Figure data in JSON

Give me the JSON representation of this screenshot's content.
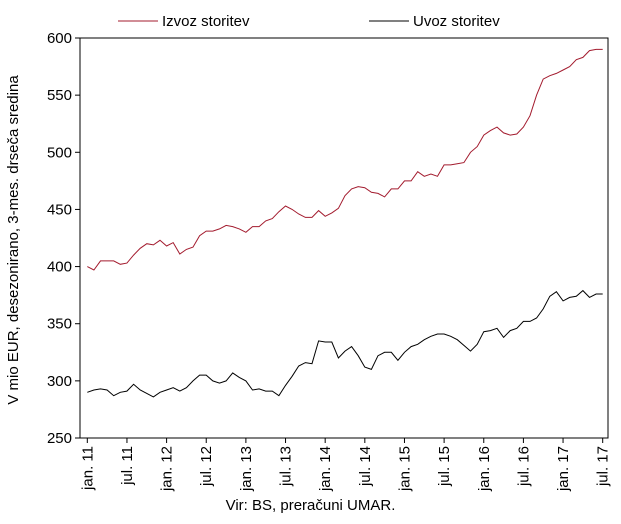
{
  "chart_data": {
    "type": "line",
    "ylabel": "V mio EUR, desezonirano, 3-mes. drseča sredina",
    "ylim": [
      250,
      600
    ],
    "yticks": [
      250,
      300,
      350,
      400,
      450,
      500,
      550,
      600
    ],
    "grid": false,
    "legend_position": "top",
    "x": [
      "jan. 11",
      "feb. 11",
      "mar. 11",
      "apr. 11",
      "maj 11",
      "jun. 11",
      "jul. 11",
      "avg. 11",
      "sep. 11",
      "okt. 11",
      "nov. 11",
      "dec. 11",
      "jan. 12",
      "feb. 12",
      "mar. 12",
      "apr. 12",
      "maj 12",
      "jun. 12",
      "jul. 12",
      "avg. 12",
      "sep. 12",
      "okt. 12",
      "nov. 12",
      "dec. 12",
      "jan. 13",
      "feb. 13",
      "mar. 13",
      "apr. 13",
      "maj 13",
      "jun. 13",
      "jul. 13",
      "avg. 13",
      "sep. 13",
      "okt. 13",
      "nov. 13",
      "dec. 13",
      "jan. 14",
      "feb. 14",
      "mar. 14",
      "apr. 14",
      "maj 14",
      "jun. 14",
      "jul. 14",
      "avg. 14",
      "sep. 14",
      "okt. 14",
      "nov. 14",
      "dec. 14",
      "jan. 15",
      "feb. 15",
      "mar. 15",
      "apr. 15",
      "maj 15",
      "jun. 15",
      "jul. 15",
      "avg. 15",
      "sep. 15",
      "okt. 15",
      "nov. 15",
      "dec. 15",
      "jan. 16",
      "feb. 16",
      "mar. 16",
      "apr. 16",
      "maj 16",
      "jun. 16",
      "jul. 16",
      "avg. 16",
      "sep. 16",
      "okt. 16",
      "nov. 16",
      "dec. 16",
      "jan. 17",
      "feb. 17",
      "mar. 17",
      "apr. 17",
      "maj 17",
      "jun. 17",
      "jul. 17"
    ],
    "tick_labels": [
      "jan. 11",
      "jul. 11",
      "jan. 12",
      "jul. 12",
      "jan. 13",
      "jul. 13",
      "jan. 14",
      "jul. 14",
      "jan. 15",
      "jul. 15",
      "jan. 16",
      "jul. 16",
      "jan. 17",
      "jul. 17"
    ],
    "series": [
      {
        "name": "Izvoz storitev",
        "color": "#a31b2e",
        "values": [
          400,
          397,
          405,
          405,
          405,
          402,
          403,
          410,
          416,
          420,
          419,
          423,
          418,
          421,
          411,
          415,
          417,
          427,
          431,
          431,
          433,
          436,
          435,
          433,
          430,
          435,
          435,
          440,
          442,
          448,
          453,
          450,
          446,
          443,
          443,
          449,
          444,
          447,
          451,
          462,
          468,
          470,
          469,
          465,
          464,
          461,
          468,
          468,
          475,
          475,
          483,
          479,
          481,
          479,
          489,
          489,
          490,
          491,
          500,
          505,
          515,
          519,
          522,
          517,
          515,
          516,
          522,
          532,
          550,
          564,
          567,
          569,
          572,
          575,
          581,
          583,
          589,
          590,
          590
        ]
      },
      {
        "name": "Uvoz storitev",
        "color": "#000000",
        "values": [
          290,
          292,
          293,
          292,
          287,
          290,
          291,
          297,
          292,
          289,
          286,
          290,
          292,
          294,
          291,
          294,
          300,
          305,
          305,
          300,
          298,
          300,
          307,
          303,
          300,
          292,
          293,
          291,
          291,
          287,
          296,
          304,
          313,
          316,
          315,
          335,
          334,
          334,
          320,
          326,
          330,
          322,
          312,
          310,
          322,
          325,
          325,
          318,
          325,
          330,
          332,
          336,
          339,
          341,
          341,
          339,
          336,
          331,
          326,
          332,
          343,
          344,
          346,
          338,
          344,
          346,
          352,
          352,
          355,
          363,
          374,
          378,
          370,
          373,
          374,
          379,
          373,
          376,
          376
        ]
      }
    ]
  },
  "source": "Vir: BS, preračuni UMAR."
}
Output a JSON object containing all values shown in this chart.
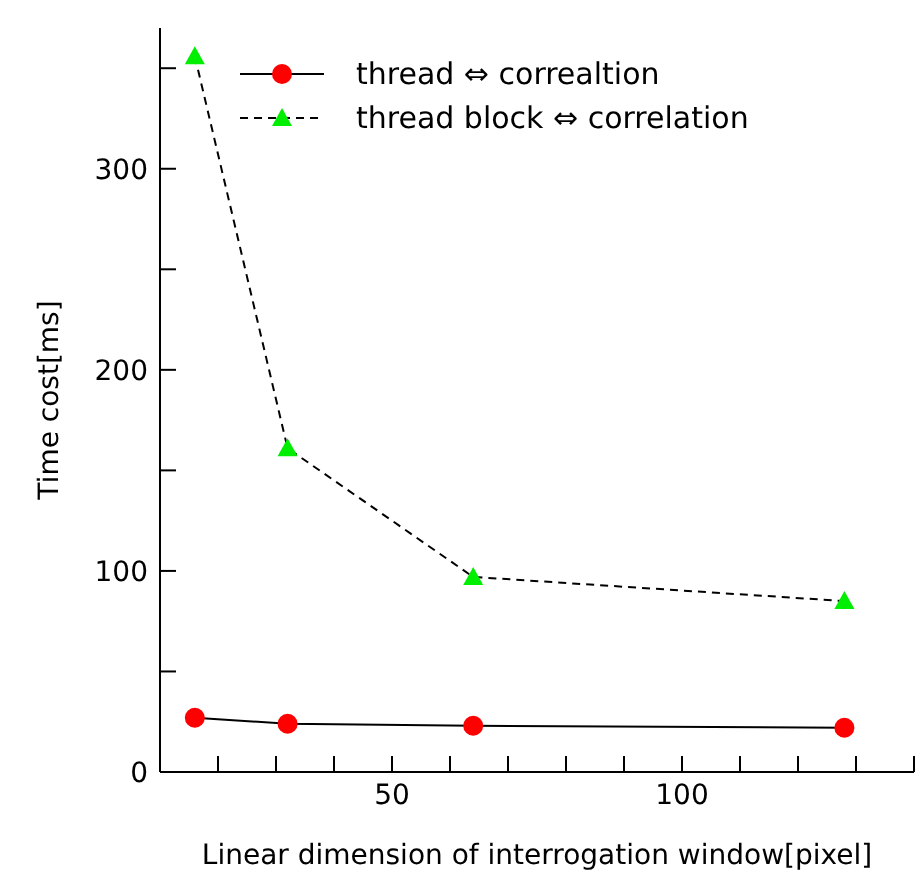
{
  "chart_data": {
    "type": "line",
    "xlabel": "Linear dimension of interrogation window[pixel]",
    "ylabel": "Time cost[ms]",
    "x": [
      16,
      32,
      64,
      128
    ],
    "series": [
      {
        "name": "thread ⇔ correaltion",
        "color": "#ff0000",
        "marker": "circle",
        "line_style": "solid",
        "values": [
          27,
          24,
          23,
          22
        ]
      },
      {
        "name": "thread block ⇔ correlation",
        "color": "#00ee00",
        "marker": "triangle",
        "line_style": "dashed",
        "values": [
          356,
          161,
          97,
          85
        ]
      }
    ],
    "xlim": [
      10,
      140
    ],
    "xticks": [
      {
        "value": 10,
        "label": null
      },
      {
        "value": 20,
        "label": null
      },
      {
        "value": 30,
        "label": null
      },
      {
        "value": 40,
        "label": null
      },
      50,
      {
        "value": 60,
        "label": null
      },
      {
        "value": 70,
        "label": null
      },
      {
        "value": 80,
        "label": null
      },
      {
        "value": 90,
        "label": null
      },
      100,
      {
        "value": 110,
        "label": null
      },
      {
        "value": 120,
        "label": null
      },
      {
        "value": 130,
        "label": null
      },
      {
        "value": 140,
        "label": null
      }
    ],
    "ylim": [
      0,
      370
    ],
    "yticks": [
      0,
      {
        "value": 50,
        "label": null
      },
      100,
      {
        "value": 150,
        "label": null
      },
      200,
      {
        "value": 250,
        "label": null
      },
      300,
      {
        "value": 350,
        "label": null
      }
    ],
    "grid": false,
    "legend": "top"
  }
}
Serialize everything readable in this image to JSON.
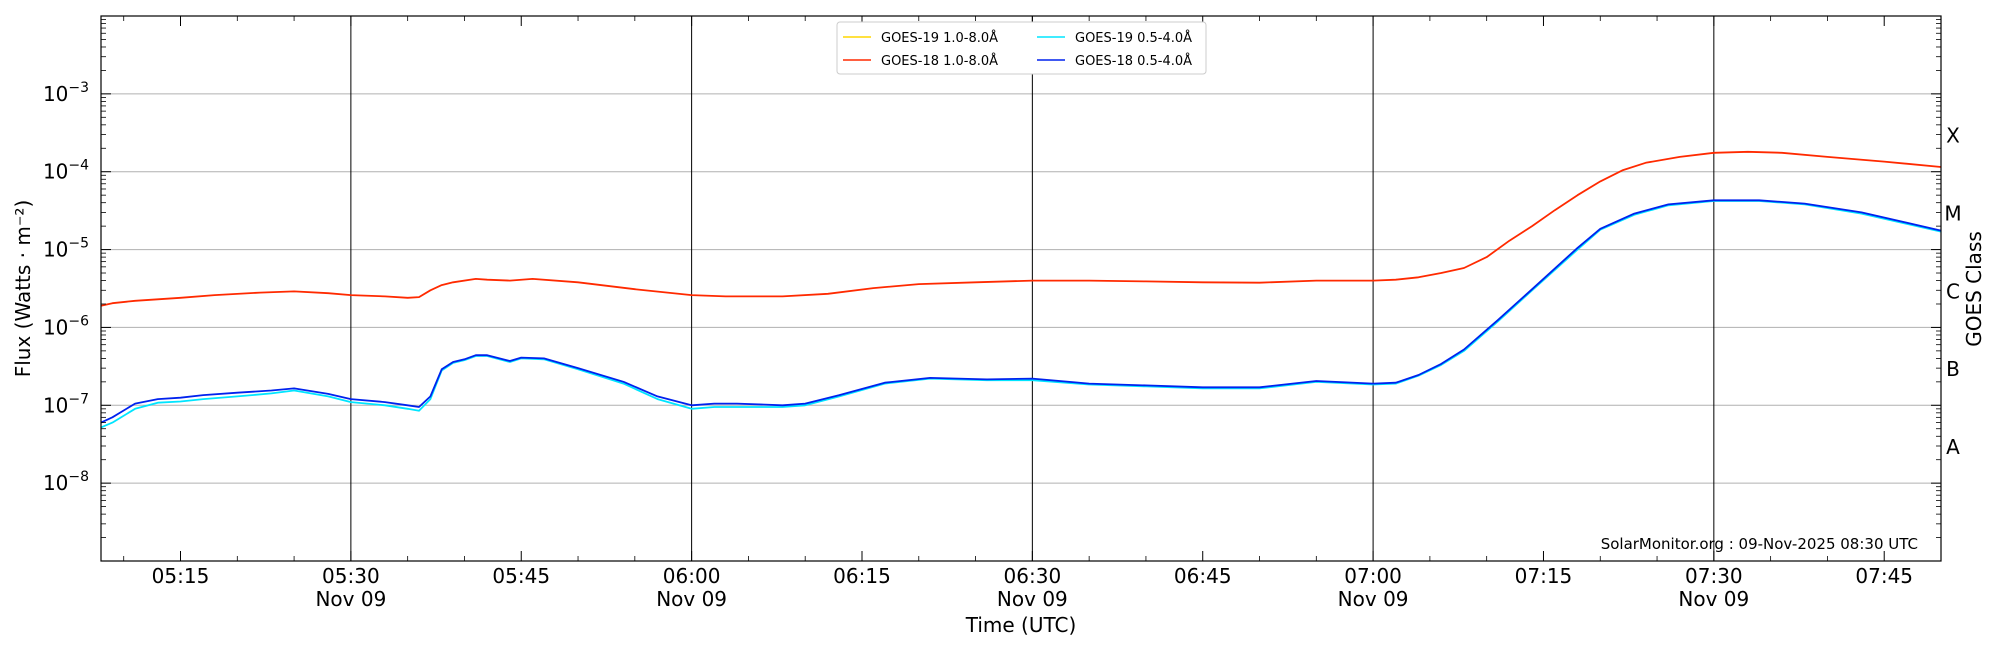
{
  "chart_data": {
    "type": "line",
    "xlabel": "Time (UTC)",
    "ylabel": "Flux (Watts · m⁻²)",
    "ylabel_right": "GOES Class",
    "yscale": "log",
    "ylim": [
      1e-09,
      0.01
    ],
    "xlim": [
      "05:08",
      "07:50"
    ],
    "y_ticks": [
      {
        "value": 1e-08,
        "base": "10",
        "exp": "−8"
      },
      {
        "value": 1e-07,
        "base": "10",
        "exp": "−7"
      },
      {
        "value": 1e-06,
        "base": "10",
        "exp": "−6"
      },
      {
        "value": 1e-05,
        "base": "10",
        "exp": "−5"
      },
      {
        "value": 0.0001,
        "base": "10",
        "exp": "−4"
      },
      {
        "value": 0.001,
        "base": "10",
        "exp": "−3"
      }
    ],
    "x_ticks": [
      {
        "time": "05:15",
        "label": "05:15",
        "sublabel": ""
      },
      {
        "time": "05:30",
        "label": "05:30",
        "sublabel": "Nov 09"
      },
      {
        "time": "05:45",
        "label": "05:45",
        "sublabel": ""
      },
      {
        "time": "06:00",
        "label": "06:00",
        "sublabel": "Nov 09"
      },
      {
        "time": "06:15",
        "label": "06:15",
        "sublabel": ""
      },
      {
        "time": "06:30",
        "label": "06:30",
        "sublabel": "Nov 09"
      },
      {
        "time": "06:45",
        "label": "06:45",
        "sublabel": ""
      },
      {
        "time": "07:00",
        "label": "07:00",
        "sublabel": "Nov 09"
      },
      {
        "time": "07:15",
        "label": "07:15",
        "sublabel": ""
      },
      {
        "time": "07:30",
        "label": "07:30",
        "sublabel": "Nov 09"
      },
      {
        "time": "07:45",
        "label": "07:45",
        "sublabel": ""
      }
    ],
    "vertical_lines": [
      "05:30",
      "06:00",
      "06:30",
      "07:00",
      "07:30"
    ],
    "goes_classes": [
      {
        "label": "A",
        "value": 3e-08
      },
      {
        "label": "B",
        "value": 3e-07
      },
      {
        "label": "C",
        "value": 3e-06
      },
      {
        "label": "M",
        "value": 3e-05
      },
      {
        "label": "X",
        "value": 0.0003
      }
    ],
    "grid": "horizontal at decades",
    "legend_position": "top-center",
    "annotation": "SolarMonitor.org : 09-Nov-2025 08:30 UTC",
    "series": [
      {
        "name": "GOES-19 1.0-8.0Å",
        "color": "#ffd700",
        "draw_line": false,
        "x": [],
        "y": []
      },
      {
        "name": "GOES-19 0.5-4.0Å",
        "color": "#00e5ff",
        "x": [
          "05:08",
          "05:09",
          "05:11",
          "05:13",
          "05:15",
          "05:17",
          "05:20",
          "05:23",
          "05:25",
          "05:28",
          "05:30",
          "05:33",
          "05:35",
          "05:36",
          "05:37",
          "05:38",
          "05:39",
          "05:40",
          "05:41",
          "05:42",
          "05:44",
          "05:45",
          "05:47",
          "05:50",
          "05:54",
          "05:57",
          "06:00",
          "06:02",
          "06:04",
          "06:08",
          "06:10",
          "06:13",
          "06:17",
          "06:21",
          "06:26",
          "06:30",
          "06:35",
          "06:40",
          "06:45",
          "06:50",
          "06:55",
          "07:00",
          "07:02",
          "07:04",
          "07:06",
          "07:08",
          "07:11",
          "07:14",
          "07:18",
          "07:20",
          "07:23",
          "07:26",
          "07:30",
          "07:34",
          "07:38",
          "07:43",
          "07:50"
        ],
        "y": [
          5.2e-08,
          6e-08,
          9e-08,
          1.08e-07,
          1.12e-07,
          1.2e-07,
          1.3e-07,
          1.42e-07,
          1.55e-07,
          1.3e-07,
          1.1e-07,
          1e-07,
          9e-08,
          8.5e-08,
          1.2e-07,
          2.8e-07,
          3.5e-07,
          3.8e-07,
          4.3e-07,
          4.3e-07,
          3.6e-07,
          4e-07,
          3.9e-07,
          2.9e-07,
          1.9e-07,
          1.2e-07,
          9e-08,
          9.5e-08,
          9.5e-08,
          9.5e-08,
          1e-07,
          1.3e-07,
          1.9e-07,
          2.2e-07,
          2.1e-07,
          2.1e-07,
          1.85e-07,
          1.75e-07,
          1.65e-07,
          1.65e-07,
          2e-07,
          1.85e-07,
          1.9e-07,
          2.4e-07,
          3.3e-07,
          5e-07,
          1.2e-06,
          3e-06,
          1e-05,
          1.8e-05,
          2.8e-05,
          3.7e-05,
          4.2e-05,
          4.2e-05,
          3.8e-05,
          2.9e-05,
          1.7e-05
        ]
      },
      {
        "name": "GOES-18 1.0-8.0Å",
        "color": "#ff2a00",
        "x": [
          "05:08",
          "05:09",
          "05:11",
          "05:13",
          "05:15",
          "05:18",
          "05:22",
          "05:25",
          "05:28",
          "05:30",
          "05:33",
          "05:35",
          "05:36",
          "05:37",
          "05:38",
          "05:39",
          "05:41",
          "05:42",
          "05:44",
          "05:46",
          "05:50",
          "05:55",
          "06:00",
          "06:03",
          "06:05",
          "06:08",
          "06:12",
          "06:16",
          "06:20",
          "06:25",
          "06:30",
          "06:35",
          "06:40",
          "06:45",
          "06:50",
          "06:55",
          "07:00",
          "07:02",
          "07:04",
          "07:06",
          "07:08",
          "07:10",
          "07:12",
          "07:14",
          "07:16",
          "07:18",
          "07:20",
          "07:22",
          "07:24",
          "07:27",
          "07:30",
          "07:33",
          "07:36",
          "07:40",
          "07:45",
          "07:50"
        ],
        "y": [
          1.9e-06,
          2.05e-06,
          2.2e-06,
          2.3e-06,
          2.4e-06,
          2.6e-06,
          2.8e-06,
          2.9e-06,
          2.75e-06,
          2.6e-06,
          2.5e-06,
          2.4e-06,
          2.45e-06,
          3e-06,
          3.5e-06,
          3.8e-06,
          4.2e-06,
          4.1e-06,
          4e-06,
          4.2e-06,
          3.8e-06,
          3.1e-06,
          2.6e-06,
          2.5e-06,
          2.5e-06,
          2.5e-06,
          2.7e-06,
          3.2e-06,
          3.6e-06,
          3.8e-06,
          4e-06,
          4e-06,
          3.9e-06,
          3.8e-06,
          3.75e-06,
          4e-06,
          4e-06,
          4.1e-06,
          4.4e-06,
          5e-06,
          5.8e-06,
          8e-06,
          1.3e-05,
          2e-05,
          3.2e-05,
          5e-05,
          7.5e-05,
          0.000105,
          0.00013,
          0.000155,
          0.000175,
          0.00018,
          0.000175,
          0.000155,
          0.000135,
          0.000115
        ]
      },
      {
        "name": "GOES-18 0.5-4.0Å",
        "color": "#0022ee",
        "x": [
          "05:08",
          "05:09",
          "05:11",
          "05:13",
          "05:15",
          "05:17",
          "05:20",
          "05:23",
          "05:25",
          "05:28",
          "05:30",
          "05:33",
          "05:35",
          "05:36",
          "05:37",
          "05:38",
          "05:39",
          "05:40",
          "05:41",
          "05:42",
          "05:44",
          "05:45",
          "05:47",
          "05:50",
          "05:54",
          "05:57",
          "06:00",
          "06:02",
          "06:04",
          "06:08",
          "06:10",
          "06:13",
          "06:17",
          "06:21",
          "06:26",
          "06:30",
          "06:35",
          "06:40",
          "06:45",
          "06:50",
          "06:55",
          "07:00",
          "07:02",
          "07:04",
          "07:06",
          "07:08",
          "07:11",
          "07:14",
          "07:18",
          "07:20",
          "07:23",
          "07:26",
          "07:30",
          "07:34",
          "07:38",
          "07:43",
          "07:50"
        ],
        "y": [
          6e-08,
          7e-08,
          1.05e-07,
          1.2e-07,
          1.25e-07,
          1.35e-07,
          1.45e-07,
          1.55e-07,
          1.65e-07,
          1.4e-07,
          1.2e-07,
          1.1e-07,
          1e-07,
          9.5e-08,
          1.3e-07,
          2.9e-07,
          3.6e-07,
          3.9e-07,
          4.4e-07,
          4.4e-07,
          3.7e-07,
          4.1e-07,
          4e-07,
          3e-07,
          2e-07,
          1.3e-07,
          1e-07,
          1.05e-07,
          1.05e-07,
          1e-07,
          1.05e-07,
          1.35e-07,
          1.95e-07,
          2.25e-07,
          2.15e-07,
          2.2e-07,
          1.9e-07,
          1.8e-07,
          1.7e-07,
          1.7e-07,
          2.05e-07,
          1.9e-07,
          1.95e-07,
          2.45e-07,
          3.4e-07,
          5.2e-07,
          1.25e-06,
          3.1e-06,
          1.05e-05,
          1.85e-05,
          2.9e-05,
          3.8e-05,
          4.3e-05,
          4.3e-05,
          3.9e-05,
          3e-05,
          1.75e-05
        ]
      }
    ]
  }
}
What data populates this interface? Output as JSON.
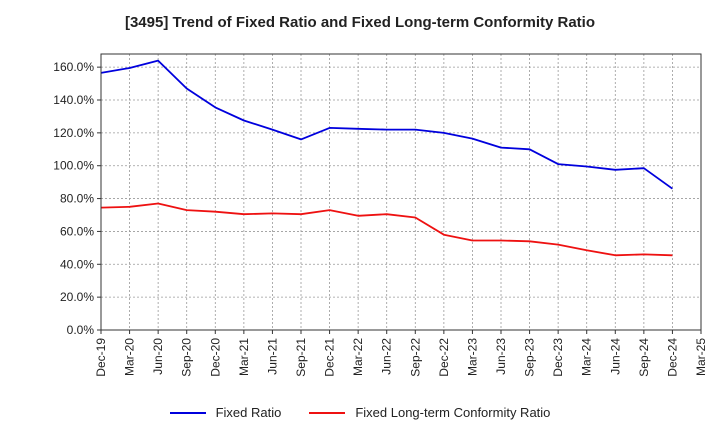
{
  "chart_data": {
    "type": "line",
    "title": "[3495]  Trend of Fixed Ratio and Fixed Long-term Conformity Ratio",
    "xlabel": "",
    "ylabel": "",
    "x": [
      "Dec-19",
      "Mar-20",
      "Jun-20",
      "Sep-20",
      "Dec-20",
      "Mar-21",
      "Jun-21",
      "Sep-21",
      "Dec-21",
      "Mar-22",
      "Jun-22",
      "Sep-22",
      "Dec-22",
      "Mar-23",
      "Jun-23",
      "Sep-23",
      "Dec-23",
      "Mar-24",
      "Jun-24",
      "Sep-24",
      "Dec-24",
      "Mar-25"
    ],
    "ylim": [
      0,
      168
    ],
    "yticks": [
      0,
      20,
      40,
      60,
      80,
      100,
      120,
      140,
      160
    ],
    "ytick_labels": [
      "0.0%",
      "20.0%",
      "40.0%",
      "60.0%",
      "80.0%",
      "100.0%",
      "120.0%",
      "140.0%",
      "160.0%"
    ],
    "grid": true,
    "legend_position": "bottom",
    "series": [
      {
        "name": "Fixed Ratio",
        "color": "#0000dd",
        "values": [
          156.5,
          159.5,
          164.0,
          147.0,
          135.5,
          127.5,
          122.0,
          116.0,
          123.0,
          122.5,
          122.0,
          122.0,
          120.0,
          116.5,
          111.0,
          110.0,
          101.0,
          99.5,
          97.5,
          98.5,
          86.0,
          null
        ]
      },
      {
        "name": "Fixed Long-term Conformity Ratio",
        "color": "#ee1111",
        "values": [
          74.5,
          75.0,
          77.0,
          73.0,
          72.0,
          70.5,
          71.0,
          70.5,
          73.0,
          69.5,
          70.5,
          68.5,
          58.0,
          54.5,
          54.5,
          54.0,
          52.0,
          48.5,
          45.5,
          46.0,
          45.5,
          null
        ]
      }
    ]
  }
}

EXERCISE DETAILS>
Using the entries above, find all lines with "Conformity". Copy them.

WORKED SOLUTION>
    "title": "[3495]  Trend of Fixed Ratio and Fixed Long-term Conformity Ratio",
        "name": "Fixed Long-term Conformity Ratio",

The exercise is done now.